## The exercise
Will you output all of the data below exactly, omitting the images?
--------------------------------
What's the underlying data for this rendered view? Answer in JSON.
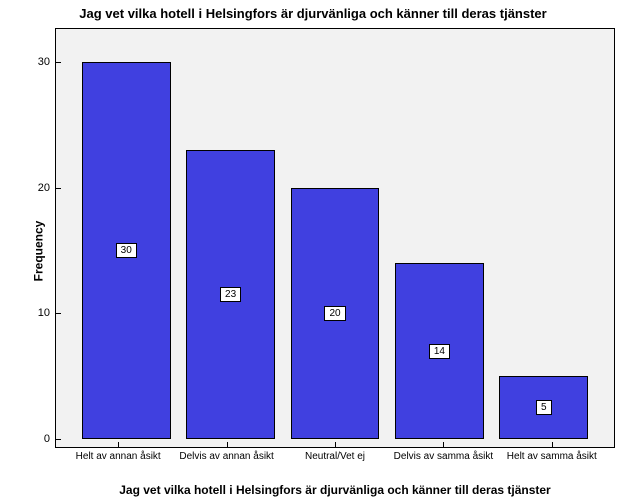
{
  "chart": {
    "type": "bar",
    "title": "Jag vet vilka hotell i Helsingfors är djurvänliga och känner till deras tjänster",
    "x_axis_title": "Jag vet vilka hotell i Helsingfors är djurvänliga och känner till deras tjänster",
    "y_axis_title": "Frequency",
    "categories": [
      "Helt av annan åsikt",
      "Delvis av annan åsikt",
      "Neutral/Vet ej",
      "Delvis av samma åsikt",
      "Helt av samma åsikt"
    ],
    "values": [
      30,
      23,
      20,
      14,
      5
    ],
    "bar_color": "#4040e0",
    "bar_border_color": "#000000",
    "plot_background_color": "#f2f2f2",
    "page_background_color": "#ffffff",
    "text_color": "#000000",
    "value_label_bg": "#ffffff",
    "value_label_border": "#000000",
    "ylim": [
      0,
      32
    ],
    "yticks": [
      0,
      10,
      20,
      30
    ],
    "title_fontsize": 13,
    "axis_title_fontsize": 12,
    "tick_label_fontsize": 11,
    "category_label_fontsize": 10,
    "value_label_fontsize": 10,
    "bar_width_ratio": 0.82
  }
}
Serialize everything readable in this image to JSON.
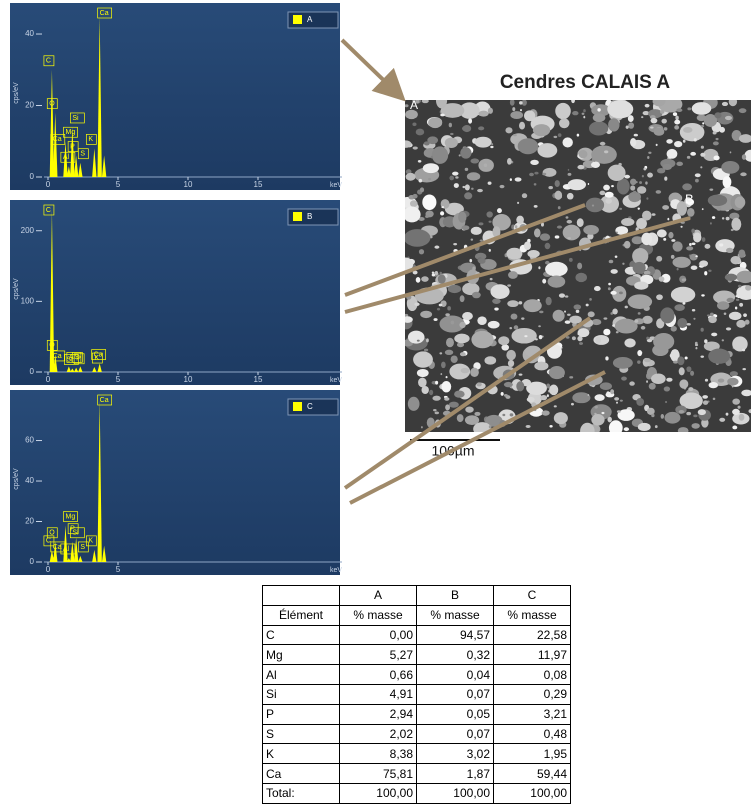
{
  "chart_data": [
    {
      "type": "spectrum",
      "legend": "A",
      "y_label": "cps/eV",
      "x_label": "keV",
      "xlim": [
        0,
        21
      ],
      "xticks": [
        0,
        5,
        10,
        15
      ],
      "ylim": [
        0,
        47
      ],
      "yticks": [
        0,
        20,
        40
      ],
      "series": [
        {
          "name": "A",
          "color": "#ffff00",
          "x": [
            0.28,
            0.34,
            0.52,
            1.25,
            1.49,
            1.74,
            2.01,
            2.31,
            3.31,
            3.69,
            4.01
          ],
          "values": [
            30,
            8,
            18,
            10,
            3,
            14,
            6,
            4,
            8,
            45,
            6
          ]
        }
      ],
      "peak_labels": [
        "C",
        "Ca",
        "O",
        "Mg",
        "Al",
        "Si",
        "P",
        "S",
        "K",
        "Ca",
        null
      ]
    },
    {
      "type": "spectrum",
      "legend": "B",
      "y_label": "cps/eV",
      "x_label": "keV",
      "xlim": [
        0,
        21
      ],
      "xticks": [
        0,
        5,
        10,
        15
      ],
      "ylim": [
        0,
        235
      ],
      "yticks": [
        0,
        100,
        200
      ],
      "series": [
        {
          "name": "B",
          "color": "#ffff00",
          "x": [
            0.28,
            0.34,
            0.52,
            1.49,
            1.74,
            2.01,
            2.31,
            3.31,
            3.69
          ],
          "values": [
            230,
            10,
            25,
            8,
            5,
            6,
            8,
            7,
            12
          ]
        }
      ],
      "peak_labels": [
        "C",
        "Ca",
        "O",
        "Al",
        "Si",
        "P",
        "S",
        "K",
        "Ca"
      ]
    },
    {
      "type": "spectrum",
      "legend": "C",
      "y_label": "cps/eV",
      "x_label": "keV",
      "xlim": [
        0,
        21
      ],
      "xticks": [
        0,
        5
      ],
      "ylim": [
        0,
        82
      ],
      "yticks": [
        0,
        20,
        40,
        60
      ],
      "series": [
        {
          "name": "C",
          "color": "#ffff00",
          "x": [
            0.28,
            0.34,
            0.52,
            1.25,
            1.49,
            1.74,
            2.01,
            2.31,
            3.31,
            3.69,
            4.01
          ],
          "values": [
            6,
            3,
            10,
            18,
            2,
            10,
            12,
            3,
            6,
            80,
            8
          ]
        }
      ],
      "peak_labels": [
        "C",
        "Ca",
        "O",
        "Mg",
        "Al",
        "Si",
        "P",
        "S",
        "K",
        "Ca",
        null
      ]
    }
  ],
  "image": {
    "title": "Cendres CALAIS A",
    "labels": [
      "A",
      "B"
    ],
    "scale": "100µm"
  },
  "table": {
    "header": [
      "A",
      "B",
      "C"
    ],
    "subheader": [
      "Élément",
      "% masse",
      "% masse",
      "% masse"
    ],
    "rows": [
      [
        "C",
        "0,00",
        "94,57",
        "22,58"
      ],
      [
        "Mg",
        "5,27",
        "0,32",
        "11,97"
      ],
      [
        "Al",
        "0,66",
        "0,04",
        "0,08"
      ],
      [
        "Si",
        "4,91",
        "0,07",
        "0,29"
      ],
      [
        "P",
        "2,94",
        "0,05",
        "3,21"
      ],
      [
        "S",
        "2,02",
        "0,07",
        "0,48"
      ],
      [
        "K",
        "8,38",
        "3,02",
        "1,95"
      ],
      [
        "Ca",
        "75,81",
        "1,87",
        "59,44"
      ],
      [
        "Total:",
        "100,00",
        "100,00",
        "100,00"
      ]
    ]
  }
}
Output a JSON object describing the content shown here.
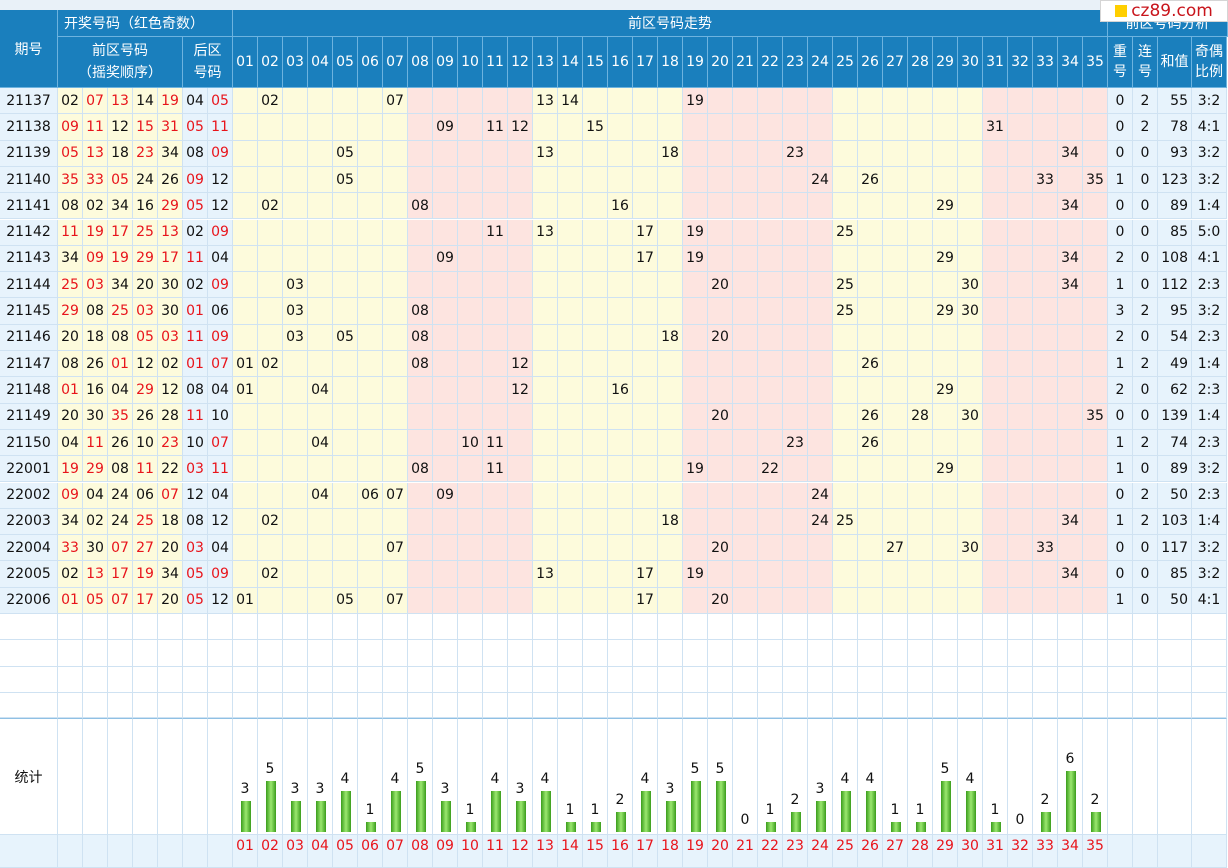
--------------------------------
## Answer for the task
What's the underlying data for this rendered view? Answer in JSON.
{
  "chart": {
    "type": "bar",
    "title": "Jag vet vilka hotell i Helsingfors är djurvänliga och känner till deras tjänster",
    "x_axis_title": "Jag vet vilka hotell i Helsingfors är djurvänliga och känner till deras tjänster",
    "y_axis_title": "Frequency",
    "categories": [
      "Helt av annan åsikt",
      "Delvis av annan åsikt",
      "Neutral/Vet ej",
      "Delvis av samma åsikt",
      "Helt av samma åsikt"
    ],
    "values": [
      30,
      23,
      20,
      14,
      5
    ],
    "bar_color": "#4040e0",
    "bar_border_color": "#000000",
    "plot_background_color": "#f2f2f2",
    "page_background_color": "#ffffff",
    "text_color": "#000000",
    "value_label_bg": "#ffffff",
    "value_label_border": "#000000",
    "ylim": [
      0,
      32
    ],
    "yticks": [
      0,
      10,
      20,
      30
    ],
    "title_fontsize": 13,
    "axis_title_fontsize": 12,
    "tick_label_fontsize": 11,
    "category_label_fontsize": 10,
    "value_label_fontsize": 10,
    "bar_width_ratio": 0.82
  }
}
Serialize everything readable in this image to JSON.
{
  "chart_data": [
    {
      "type": "spectrum",
      "legend": "A",
      "y_label": "cps/eV",
      "x_label": "keV",
      "xlim": [
        0,
        21
      ],
      "xticks": [
        0,
        5,
        10,
        15
      ],
      "ylim": [
        0,
        47
      ],
      "yticks": [
        0,
        20,
        40
      ],
      "series": [
        {
          "name": "A",
          "color": "#ffff00",
          "x": [
            0.28,
            0.34,
            0.52,
            1.25,
            1.49,
            1.74,
            2.01,
            2.31,
            3.31,
            3.69,
            4.01
          ],
          "values": [
            30,
            8,
            18,
            10,
            3,
            14,
            6,
            4,
            8,
            45,
            6
          ]
        }
      ],
      "peak_labels": [
        "C",
        "Ca",
        "O",
        "Mg",
        "Al",
        "Si",
        "P",
        "S",
        "K",
        "Ca",
        null
      ]
    },
    {
      "type": "spectrum",
      "legend": "B",
      "y_label": "cps/eV",
      "x_label": "keV",
      "xlim": [
        0,
        21
      ],
      "xticks": [
        0,
        5,
        10,
        15
      ],
      "ylim": [
        0,
        235
      ],
      "yticks": [
        0,
        100,
        200
      ],
      "series": [
        {
          "name": "B",
          "color": "#ffff00",
          "x": [
            0.28,
            0.34,
            0.52,
            1.49,
            1.74,
            2.01,
            2.31,
            3.31,
            3.69
          ],
          "values": [
            230,
            10,
            25,
            8,
            5,
            6,
            8,
            7,
            12
          ]
        }
      ],
      "peak_labels": [
        "C",
        "Ca",
        "O",
        "Al",
        "Si",
        "P",
        "S",
        "K",
        "Ca"
      ]
    },
    {
      "type": "spectrum",
      "legend": "C",
      "y_label": "cps/eV",
      "x_label": "keV",
      "xlim": [
        0,
        21
      ],
      "xticks": [
        0,
        5
      ],
      "ylim": [
        0,
        82
      ],
      "yticks": [
        0,
        20,
        40,
        60
      ],
      "series": [
        {
          "name": "C",
          "color": "#ffff00",
          "x": [
            0.28,
            0.34,
            0.52,
            1.25,
            1.49,
            1.74,
            2.01,
            2.31,
            3.31,
            3.69,
            4.01
          ],
          "values": [
            6,
            3,
            10,
            18,
            2,
            10,
            12,
            3,
            6,
            80,
            8
          ]
        }
      ],
      "peak_labels": [
        "C",
        "Ca",
        "O",
        "Mg",
        "Al",
        "Si",
        "P",
        "S",
        "K",
        "Ca",
        null
      ]
    }
  ],
  "image": {
    "title": "Cendres CALAIS A",
    "labels": [
      "A",
      "B"
    ],
    "scale": "100µm"
  },
  "table": {
    "header": [
      "A",
      "B",
      "C"
    ],
    "subheader": [
      "Élément",
      "% masse",
      "% masse",
      "% masse"
    ],
    "rows": [
      [
        "C",
        "0,00",
        "94,57",
        "22,58"
      ],
      [
        "Mg",
        "5,27",
        "0,32",
        "11,97"
      ],
      [
        "Al",
        "0,66",
        "0,04",
        "0,08"
      ],
      [
        "Si",
        "4,91",
        "0,07",
        "0,29"
      ],
      [
        "P",
        "2,94",
        "0,05",
        "3,21"
      ],
      [
        "S",
        "2,02",
        "0,07",
        "0,48"
      ],
      [
        "K",
        "8,38",
        "3,02",
        "1,95"
      ],
      [
        "Ca",
        "75,81",
        "1,87",
        "59,44"
      ],
      [
        "Total:",
        "100,00",
        "100,00",
        "100,00"
      ]
    ]
  }
}
Output a JSON object describing the content shown here.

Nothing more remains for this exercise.